A run of records
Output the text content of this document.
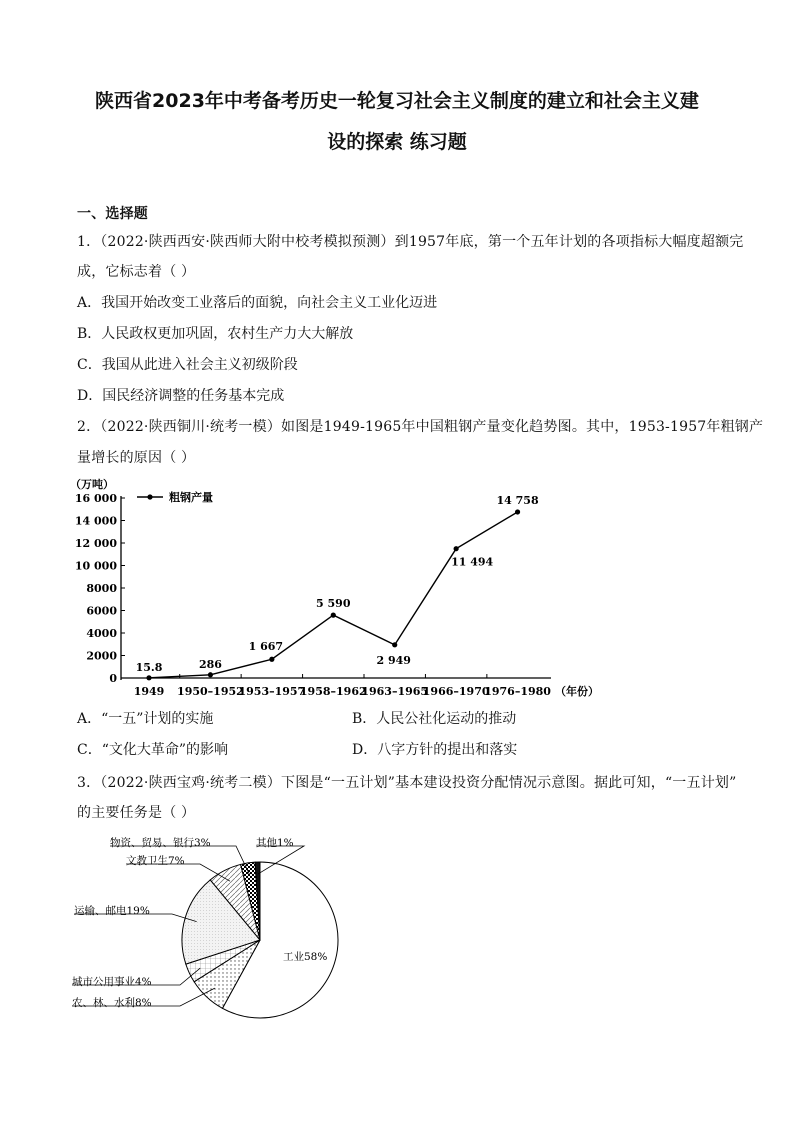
陕西省2023年中考备考历史一轮复习社会主义制度的建立和社会主义建
设的探索 练习题
一、选择题
1．（2022·陕西西安·陕西师大附中校考模拟预测）到1957年底，第一个五年计划的各项指标大幅度超额完
成，它标志着（ ）
A．我国开始改变工业落后的面貌，向社会主义工业化迈进
B．人民政权更加巩固，农村生产力大大解放
C．我国从此进入社会主义初级阶段
D．国民经济调整的任务基本完成
2．（2022·陕西铜川·统考一模）如图是1949-1965年中国粗钢产量变化趋势图。其中，1953-1957年粗钢产
量增长的原因（ ）
（万吨）
0
2000
4000
6000
8000
10 000
12 000
14 000
16 000
1949 1950–1952
1953–1957
1958–1962
1963–1965
1966–1970
1976–1980 （年份）
15.8	286
1 667
5 590
2 949
11 494
14 758
粗钢产量
A．“一五”计划的实施	B．人民公社化运动的推动
C．“文化大革命”的影响	D．八字方针的提出和落实
3．（2022·陕西宝鸡·统考二模）下图是“一五计划”基本建设投资分配情况示意图。据此可知，“一五计划”
的主要任务是（ ）
工业58%
农、林、水利8%
城市公用事业4%
运输、邮电19%
文教卫生7%
物资、贸易、银行3%	其他1%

**SET PROBLEM:**
Quote every record above exactly, leaving out any pictures.

**THE COMPLETED TASK:**
Output the text content of this document.
陕西省2023年中考备考历史一轮复习社会主义制度的建立和社会主义建
设的探索 练习题
一、选择题
1．（2022·陕西西安·陕西师大附中校考模拟预测）到1957年底，第一个五年计划的各项指标大幅度超额完
成，它标志着（ ）
A．我国开始改变工业落后的面貌，向社会主义工业化迈进
B．人民政权更加巩固，农村生产力大大解放
C．我国从此进入社会主义初级阶段
D．国民经济调整的任务基本完成
2．（2022·陕西铜川·统考一模）如图是1949-1965年中国粗钢产量变化趋势图。其中，1953-1957年粗钢产
量增长的原因（ ）
（万吨）
0
2000
4000
6000
8000
10 000
12 000
14 000
16 000
1949 1950–1952
1953–1957
1958–1962
1963–1965
1966–1970
1976–1980 （年份）
15.8	286
1 667
5 590
2 949
11 494
14 758
粗钢产量
A．“一五”计划的实施	B．人民公社化运动的推动
C．“文化大革命”的影响	D．八字方针的提出和落实
3．（2022·陕西宝鸡·统考二模）下图是“一五计划”基本建设投资分配情况示意图。据此可知，“一五计划”
的主要任务是（ ）
工业58%
农、林、水利8%
城市公用事业4%
运输、邮电19%
文教卫生7%
物资、贸易、银行3%	其他1%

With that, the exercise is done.